• _To do_:
Exclude the pictures, then copy all remaining records exactly.

────

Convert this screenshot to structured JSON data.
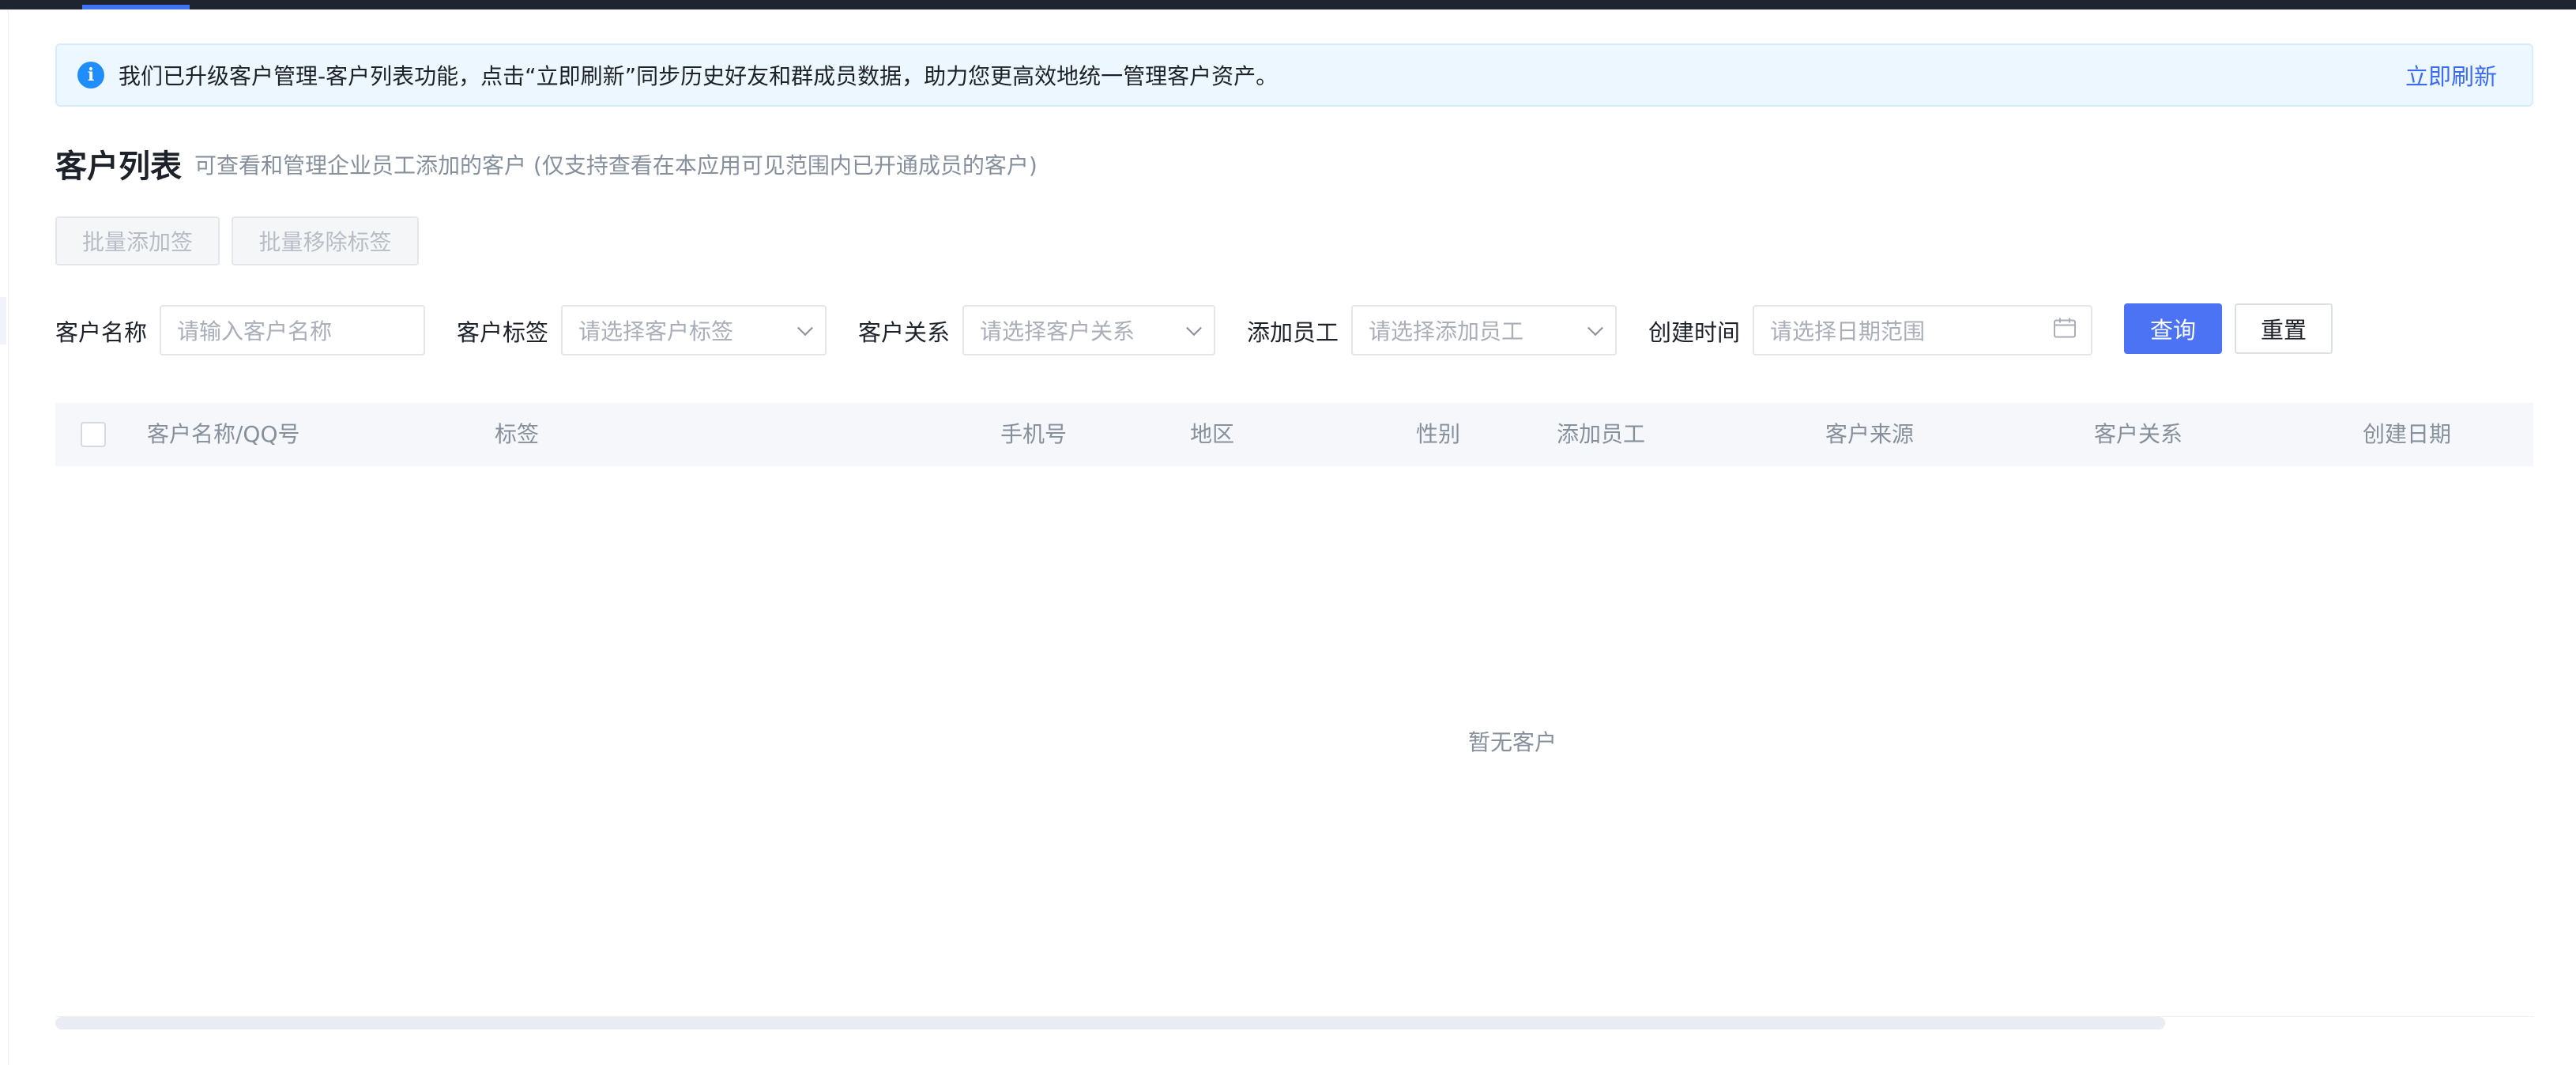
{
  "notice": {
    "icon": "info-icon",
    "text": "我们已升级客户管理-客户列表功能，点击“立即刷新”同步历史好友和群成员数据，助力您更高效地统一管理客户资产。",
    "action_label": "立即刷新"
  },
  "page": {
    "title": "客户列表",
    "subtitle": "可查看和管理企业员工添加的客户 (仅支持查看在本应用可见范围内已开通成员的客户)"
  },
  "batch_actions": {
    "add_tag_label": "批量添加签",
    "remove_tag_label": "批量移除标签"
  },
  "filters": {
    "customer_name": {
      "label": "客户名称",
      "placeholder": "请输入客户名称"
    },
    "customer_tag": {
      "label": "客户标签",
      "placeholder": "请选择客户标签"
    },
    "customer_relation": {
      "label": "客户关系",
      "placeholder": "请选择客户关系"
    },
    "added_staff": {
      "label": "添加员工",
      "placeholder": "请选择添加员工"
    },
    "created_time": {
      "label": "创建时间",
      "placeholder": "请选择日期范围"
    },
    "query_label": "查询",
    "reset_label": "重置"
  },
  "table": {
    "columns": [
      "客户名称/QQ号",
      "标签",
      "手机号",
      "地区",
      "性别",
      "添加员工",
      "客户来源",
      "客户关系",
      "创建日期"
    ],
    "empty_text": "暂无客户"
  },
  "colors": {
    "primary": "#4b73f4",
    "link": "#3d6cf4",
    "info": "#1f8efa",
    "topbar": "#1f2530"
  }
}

────

• _Result_:
Convert this screenshot to structured JSON data.
{
  "notice": {
    "icon": "info-icon",
    "text": "我们已升级客户管理-客户列表功能，点击“立即刷新”同步历史好友和群成员数据，助力您更高效地统一管理客户资产。",
    "action_label": "立即刷新"
  },
  "page": {
    "title": "客户列表",
    "subtitle": "可查看和管理企业员工添加的客户 (仅支持查看在本应用可见范围内已开通成员的客户)"
  },
  "batch_actions": {
    "add_tag_label": "批量添加签",
    "remove_tag_label": "批量移除标签"
  },
  "filters": {
    "customer_name": {
      "label": "客户名称",
      "placeholder": "请输入客户名称"
    },
    "customer_tag": {
      "label": "客户标签",
      "placeholder": "请选择客户标签"
    },
    "customer_relation": {
      "label": "客户关系",
      "placeholder": "请选择客户关系"
    },
    "added_staff": {
      "label": "添加员工",
      "placeholder": "请选择添加员工"
    },
    "created_time": {
      "label": "创建时间",
      "placeholder": "请选择日期范围"
    },
    "query_label": "查询",
    "reset_label": "重置"
  },
  "table": {
    "columns": [
      "客户名称/QQ号",
      "标签",
      "手机号",
      "地区",
      "性别",
      "添加员工",
      "客户来源",
      "客户关系",
      "创建日期"
    ],
    "empty_text": "暂无客户"
  },
  "colors": {
    "primary": "#4b73f4",
    "link": "#3d6cf4",
    "info": "#1f8efa",
    "topbar": "#1f2530"
  }
}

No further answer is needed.